++++ Provided material ++++

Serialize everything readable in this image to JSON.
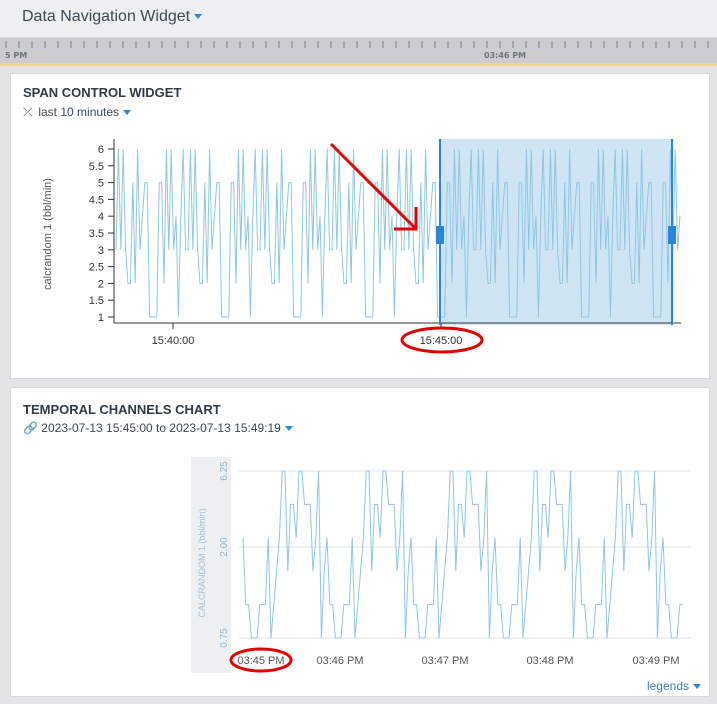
{
  "titlebar": {
    "title": "Data Navigation Widget"
  },
  "timeline": {
    "left_label": "5 PM",
    "marker_label": "03:46 PM"
  },
  "span_widget": {
    "title": "SPAN CONTROL WIDGET",
    "range_label": "last 10 minutes",
    "chart_data": {
      "type": "line",
      "ylabel": "calcrandom 1 (bbl/min)",
      "yticks": [
        "1",
        "1.5",
        "2",
        "2.5",
        "3",
        "3.5",
        "4",
        "4.5",
        "5",
        "5.5",
        "6"
      ],
      "xticks": [
        "15:40:00",
        "15:45:00"
      ],
      "ylim": [
        1,
        6
      ],
      "series": [
        {
          "color": "#8fc6e6",
          "values": [
            3,
            5,
            1,
            6,
            3,
            2,
            5,
            6,
            1,
            4,
            3,
            6,
            2,
            5,
            3,
            1,
            6,
            4,
            3,
            5,
            2,
            6,
            1,
            3,
            5,
            4,
            2,
            6,
            3,
            1
          ]
        }
      ],
      "selection": {
        "from": "15:45:00",
        "to": "15:49:19"
      }
    }
  },
  "temporal": {
    "title": "TEMPORAL CHANNELS CHART",
    "range_label": "2023-07-13 15:45:00 to 2023-07-13 15:49:19",
    "legends_label": "legends",
    "chart_data": {
      "type": "line",
      "ylabel": "CALCRANDOM 1 (bbl/min)",
      "yticks": [
        "0.75",
        "2.00",
        "6.25"
      ],
      "xticks": [
        "03:45 PM",
        "03:46 PM",
        "03:47 PM",
        "03:48 PM",
        "03:49 PM"
      ],
      "series": [
        {
          "color": "#8fc6e6",
          "values": [
            4,
            2,
            5,
            1,
            6,
            3,
            2,
            5,
            1,
            4,
            6,
            2,
            3,
            5,
            1,
            6,
            4,
            2,
            5,
            3,
            1,
            6,
            2,
            4,
            5,
            1,
            3,
            6,
            2,
            4
          ]
        }
      ]
    }
  },
  "colors": {
    "accent": "#2a86d6",
    "annotation": "#e00000",
    "line": "#8fc6e6",
    "selection": "#cfe5f3"
  }
}
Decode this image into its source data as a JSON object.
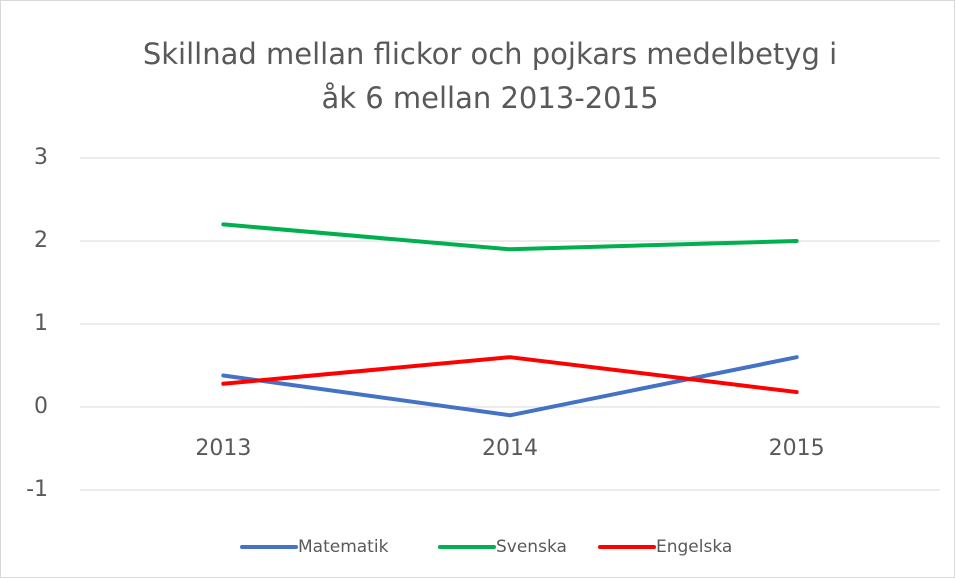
{
  "chart_data": {
    "type": "line",
    "title": [
      "Skillnad mellan flickor och pojkars medelbetyg i",
      "åk 6 mellan 2013-2015"
    ],
    "categories": [
      "2013",
      "2014",
      "2015"
    ],
    "series": [
      {
        "name": "Matematik",
        "color": "#4472c4",
        "values": [
          0.38,
          -0.1,
          0.6
        ]
      },
      {
        "name": "Svenska",
        "color": "#00b050",
        "values": [
          2.2,
          1.9,
          2.0
        ]
      },
      {
        "name": "Engelska",
        "color": "#ff0000",
        "values": [
          0.28,
          0.6,
          0.18
        ]
      }
    ],
    "ylim": [
      -1,
      3
    ],
    "yticks": [
      -1,
      0,
      1,
      2,
      3
    ],
    "grid": true,
    "legend": "bottom"
  }
}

++++

§ **The request**
Scan the material above. Extract every line in which the word "name" occurs.

§ **Complete answer**
        "name": "Matematik",
        "name": "Svenska",
        "name": "Engelska",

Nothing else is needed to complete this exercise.